Look over the lines below. Report each one that includes the string "предоставления".

▸ **Excerpted data**:
***

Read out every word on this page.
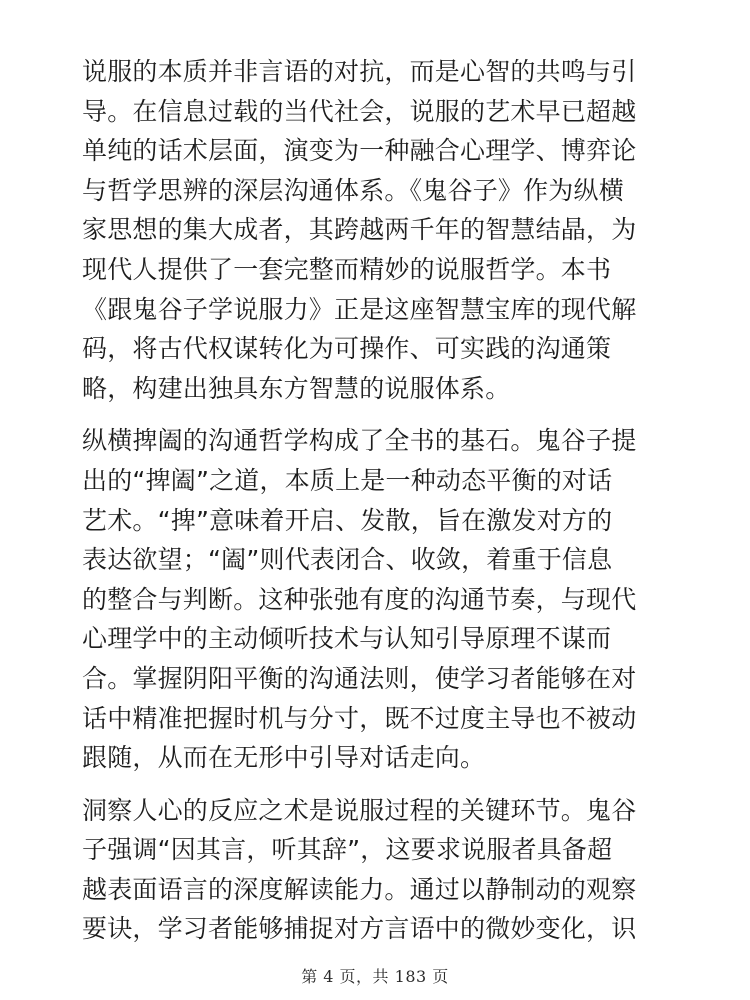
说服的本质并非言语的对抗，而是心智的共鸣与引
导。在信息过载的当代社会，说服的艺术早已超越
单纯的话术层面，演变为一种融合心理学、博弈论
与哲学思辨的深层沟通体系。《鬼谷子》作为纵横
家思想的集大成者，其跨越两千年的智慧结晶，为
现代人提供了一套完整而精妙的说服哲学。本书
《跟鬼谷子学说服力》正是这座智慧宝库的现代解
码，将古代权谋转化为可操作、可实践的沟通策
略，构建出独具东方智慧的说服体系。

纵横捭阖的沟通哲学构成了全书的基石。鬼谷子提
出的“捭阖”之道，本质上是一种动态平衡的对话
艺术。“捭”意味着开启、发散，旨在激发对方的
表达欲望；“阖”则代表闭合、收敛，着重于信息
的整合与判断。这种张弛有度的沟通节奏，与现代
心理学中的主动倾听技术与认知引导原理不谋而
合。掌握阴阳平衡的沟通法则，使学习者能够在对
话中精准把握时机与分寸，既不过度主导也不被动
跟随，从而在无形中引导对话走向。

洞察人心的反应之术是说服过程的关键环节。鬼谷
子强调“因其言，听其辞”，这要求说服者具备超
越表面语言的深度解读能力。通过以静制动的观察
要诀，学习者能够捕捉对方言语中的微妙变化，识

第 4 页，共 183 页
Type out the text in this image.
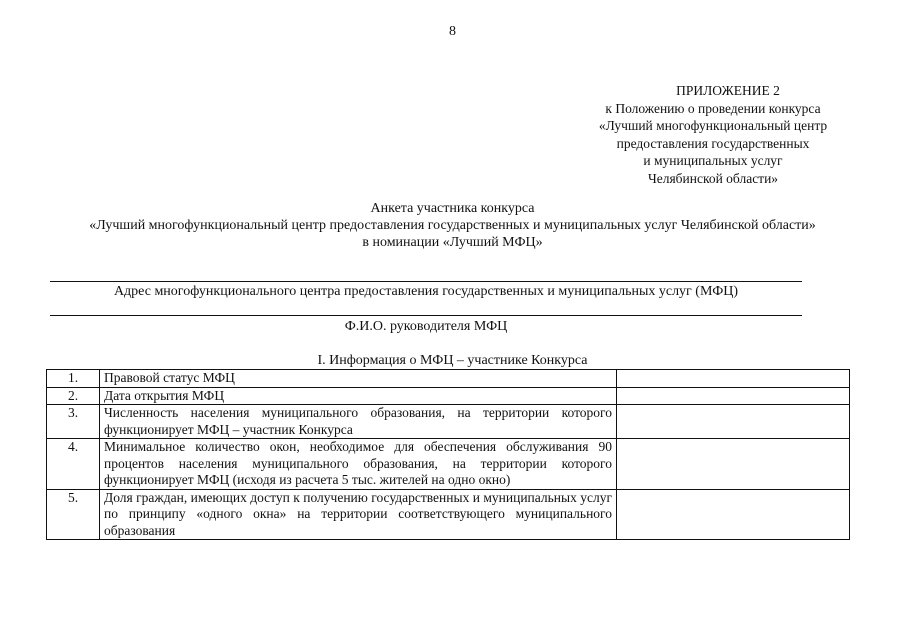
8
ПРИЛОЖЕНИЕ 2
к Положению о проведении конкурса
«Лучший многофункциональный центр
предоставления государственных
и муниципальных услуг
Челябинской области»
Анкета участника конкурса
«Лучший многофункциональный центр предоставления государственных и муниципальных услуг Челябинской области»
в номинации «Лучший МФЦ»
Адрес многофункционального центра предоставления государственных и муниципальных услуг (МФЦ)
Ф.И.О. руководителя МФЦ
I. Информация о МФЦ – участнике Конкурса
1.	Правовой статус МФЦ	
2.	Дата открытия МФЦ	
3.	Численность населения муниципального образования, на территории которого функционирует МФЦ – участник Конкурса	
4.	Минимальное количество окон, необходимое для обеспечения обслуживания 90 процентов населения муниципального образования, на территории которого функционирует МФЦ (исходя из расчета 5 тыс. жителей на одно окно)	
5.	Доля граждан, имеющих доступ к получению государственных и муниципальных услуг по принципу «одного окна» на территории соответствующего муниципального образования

***

▸ **Task result**:
предоставления государственных
«Лучший многофункциональный центр предоставления государственных и муниципальных услуг Челябинской области»
Адрес многофункционального центра предоставления государственных и муниципальных услуг (МФЦ)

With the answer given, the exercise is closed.